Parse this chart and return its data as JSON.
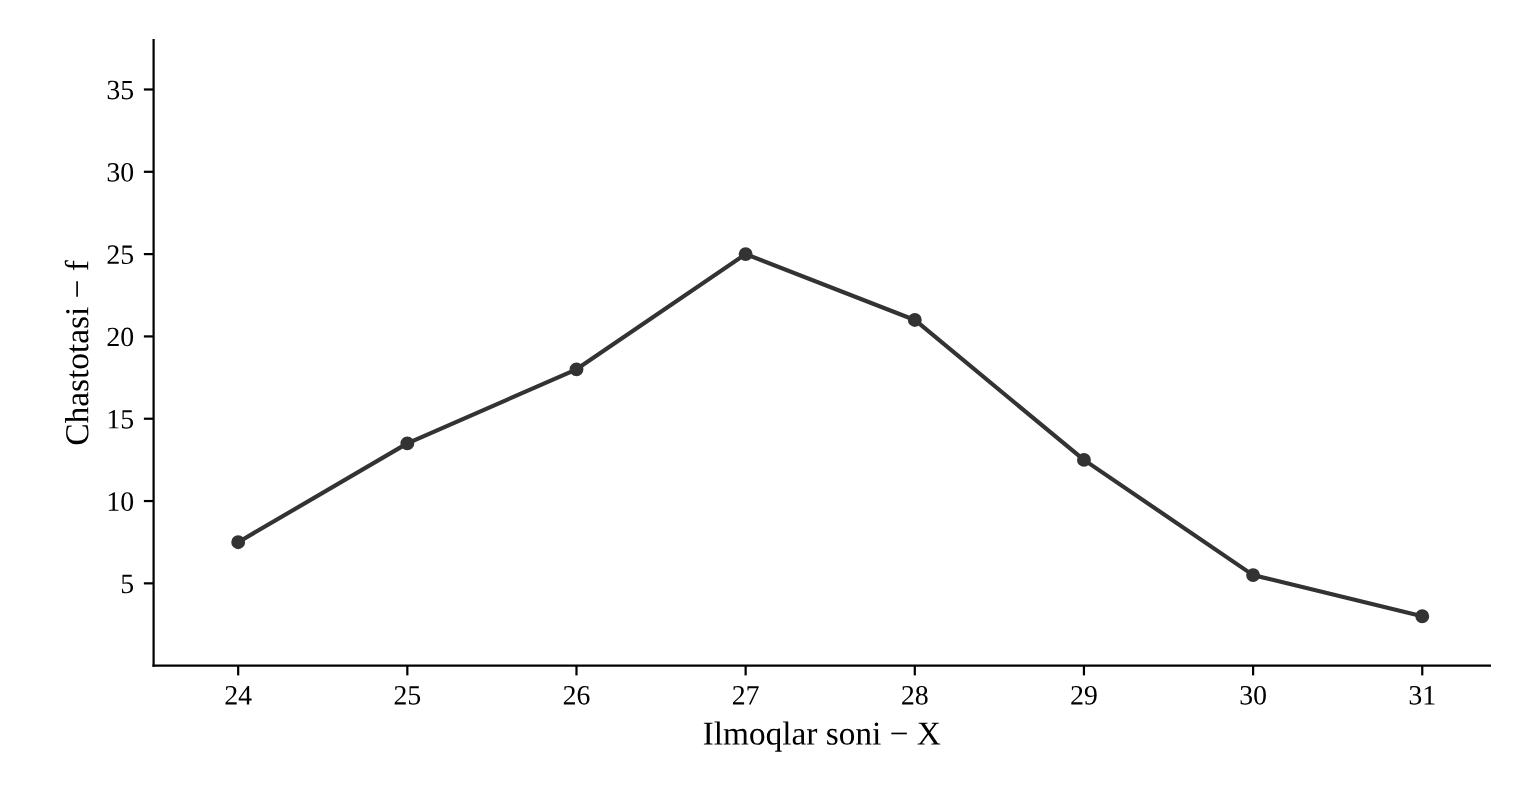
{
  "chart_data": {
    "type": "line",
    "xlabel": "Ilmoqlar soni − X",
    "ylabel": "Chastotasi − f",
    "categories": [
      "24",
      "25",
      "26",
      "27",
      "28",
      "29",
      "30",
      "31"
    ],
    "series": [
      {
        "color": "#333333",
        "values": [
          7.5,
          13.5,
          18,
          25,
          21,
          12.5,
          5.5,
          3
        ]
      }
    ],
    "ylim": [
      0,
      38
    ],
    "yticks": [
      5,
      10,
      15,
      20,
      25,
      30,
      35
    ],
    "marker": "circle",
    "line_style": "solid",
    "grid": false,
    "legend": false
  }
}
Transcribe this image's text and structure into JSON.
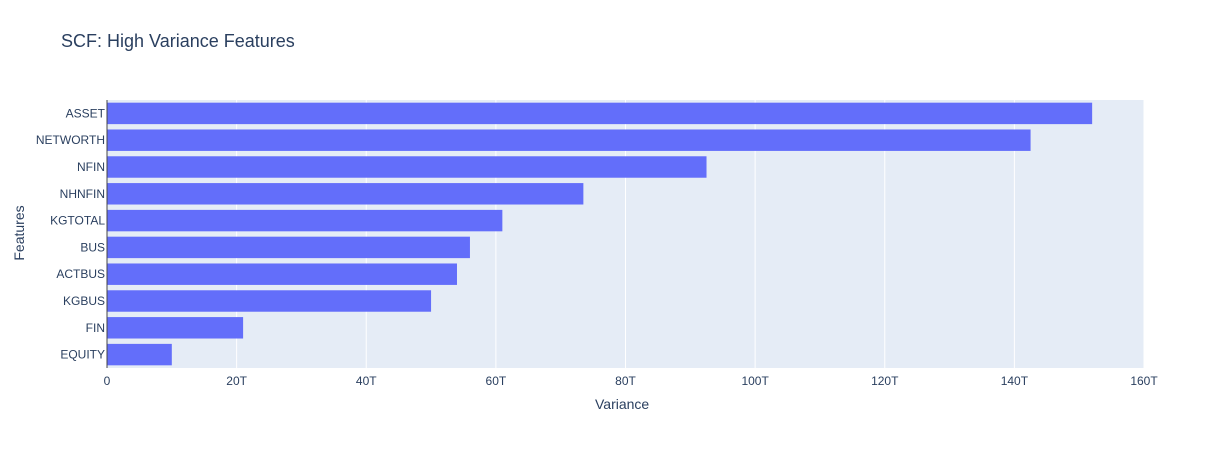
{
  "chart_data": {
    "type": "bar",
    "orientation": "horizontal",
    "title": "SCF: High Variance Features",
    "xlabel": "Variance",
    "ylabel": "Features",
    "categories": [
      "ASSET",
      "NETWORTH",
      "NFIN",
      "NHNFIN",
      "KGTOTAL",
      "BUS",
      "ACTBUS",
      "KGBUS",
      "FIN",
      "EQUITY"
    ],
    "values": [
      152,
      142.5,
      92.5,
      73.5,
      61,
      56,
      54,
      50,
      21,
      10
    ],
    "value_unit": "T",
    "xlim": [
      0,
      160
    ],
    "xticks": [
      0,
      20,
      40,
      60,
      80,
      100,
      120,
      140,
      160
    ],
    "xtick_labels": [
      "0",
      "20T",
      "40T",
      "60T",
      "80T",
      "100T",
      "120T",
      "140T",
      "160T"
    ],
    "grid": true,
    "colors": {
      "bar": "#636efa",
      "plot_bg": "#e5ecf6",
      "grid": "#ffffff",
      "text": "#2a3f5f"
    }
  }
}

··········

Given exercise:
The records shown above are to be repeated exactly, with the pictures left out.

Answer to this task:
Parse this chart and return its data as JSON.
{
  "chart_data": {
    "type": "line",
    "xlabel": "Ilmoqlar soni − X",
    "ylabel": "Chastotasi − f",
    "categories": [
      "24",
      "25",
      "26",
      "27",
      "28",
      "29",
      "30",
      "31"
    ],
    "series": [
      {
        "color": "#333333",
        "values": [
          7.5,
          13.5,
          18,
          25,
          21,
          12.5,
          5.5,
          3
        ]
      }
    ],
    "ylim": [
      0,
      38
    ],
    "yticks": [
      5,
      10,
      15,
      20,
      25,
      30,
      35
    ],
    "marker": "circle",
    "line_style": "solid",
    "grid": false,
    "legend": false
  }
}
Transcribe this image's text and structure into JSON.
{
  "chart_data": {
    "type": "bar",
    "orientation": "horizontal",
    "title": "SCF: High Variance Features",
    "xlabel": "Variance",
    "ylabel": "Features",
    "categories": [
      "ASSET",
      "NETWORTH",
      "NFIN",
      "NHNFIN",
      "KGTOTAL",
      "BUS",
      "ACTBUS",
      "KGBUS",
      "FIN",
      "EQUITY"
    ],
    "values": [
      152,
      142.5,
      92.5,
      73.5,
      61,
      56,
      54,
      50,
      21,
      10
    ],
    "value_unit": "T",
    "xlim": [
      0,
      160
    ],
    "xticks": [
      0,
      20,
      40,
      60,
      80,
      100,
      120,
      140,
      160
    ],
    "xtick_labels": [
      "0",
      "20T",
      "40T",
      "60T",
      "80T",
      "100T",
      "120T",
      "140T",
      "160T"
    ],
    "grid": true,
    "colors": {
      "bar": "#636efa",
      "plot_bg": "#e5ecf6",
      "grid": "#ffffff",
      "text": "#2a3f5f"
    }
  }
}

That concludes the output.